▸ **Task description**
Return all of the lines below exactly as they are.

* begin Task material *

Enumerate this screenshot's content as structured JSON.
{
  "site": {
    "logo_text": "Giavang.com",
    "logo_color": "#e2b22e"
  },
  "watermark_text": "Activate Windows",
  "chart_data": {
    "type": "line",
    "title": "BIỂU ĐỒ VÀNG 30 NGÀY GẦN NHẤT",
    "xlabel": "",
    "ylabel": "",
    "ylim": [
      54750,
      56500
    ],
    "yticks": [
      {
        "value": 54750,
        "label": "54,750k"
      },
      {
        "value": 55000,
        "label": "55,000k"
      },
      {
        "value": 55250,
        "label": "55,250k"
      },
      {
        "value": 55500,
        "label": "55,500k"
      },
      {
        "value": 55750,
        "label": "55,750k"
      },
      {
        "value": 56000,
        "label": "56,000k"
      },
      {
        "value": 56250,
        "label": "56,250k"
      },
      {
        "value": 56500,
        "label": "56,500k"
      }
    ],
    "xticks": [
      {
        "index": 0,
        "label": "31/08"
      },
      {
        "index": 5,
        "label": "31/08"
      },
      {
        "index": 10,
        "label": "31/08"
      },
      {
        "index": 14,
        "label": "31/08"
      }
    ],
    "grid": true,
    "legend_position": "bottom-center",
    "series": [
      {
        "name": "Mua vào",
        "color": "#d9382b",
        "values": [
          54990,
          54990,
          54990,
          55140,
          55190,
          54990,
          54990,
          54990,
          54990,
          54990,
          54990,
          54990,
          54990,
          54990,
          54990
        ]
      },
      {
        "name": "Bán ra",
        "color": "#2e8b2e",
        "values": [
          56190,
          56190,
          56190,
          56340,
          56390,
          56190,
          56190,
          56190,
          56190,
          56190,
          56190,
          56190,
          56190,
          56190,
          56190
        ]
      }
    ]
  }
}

* end Task material *

▸ **Full response**
Enumerate this screenshot's content as structured JSON.
{
  "site": {
    "logo_text": "Giavang.com",
    "logo_color": "#e2b22e"
  },
  "watermark_text": "Activate Windows",
  "chart_data": {
    "type": "line",
    "title": "BIỂU ĐỒ VÀNG 30 NGÀY GẦN NHẤT",
    "xlabel": "",
    "ylabel": "",
    "ylim": [
      54750,
      56500
    ],
    "yticks": [
      {
        "value": 54750,
        "label": "54,750k"
      },
      {
        "value": 55000,
        "label": "55,000k"
      },
      {
        "value": 55250,
        "label": "55,250k"
      },
      {
        "value": 55500,
        "label": "55,500k"
      },
      {
        "value": 55750,
        "label": "55,750k"
      },
      {
        "value": 56000,
        "label": "56,000k"
      },
      {
        "value": 56250,
        "label": "56,250k"
      },
      {
        "value": 56500,
        "label": "56,500k"
      }
    ],
    "xticks": [
      {
        "index": 0,
        "label": "31/08"
      },
      {
        "index": 5,
        "label": "31/08"
      },
      {
        "index": 10,
        "label": "31/08"
      },
      {
        "index": 14,
        "label": "31/08"
      }
    ],
    "grid": true,
    "legend_position": "bottom-center",
    "series": [
      {
        "name": "Mua vào",
        "color": "#d9382b",
        "values": [
          54990,
          54990,
          54990,
          55140,
          55190,
          54990,
          54990,
          54990,
          54990,
          54990,
          54990,
          54990,
          54990,
          54990,
          54990
        ]
      },
      {
        "name": "Bán ra",
        "color": "#2e8b2e",
        "values": [
          56190,
          56190,
          56190,
          56340,
          56390,
          56190,
          56190,
          56190,
          56190,
          56190,
          56190,
          56190,
          56190,
          56190,
          56190
        ]
      }
    ]
  }
}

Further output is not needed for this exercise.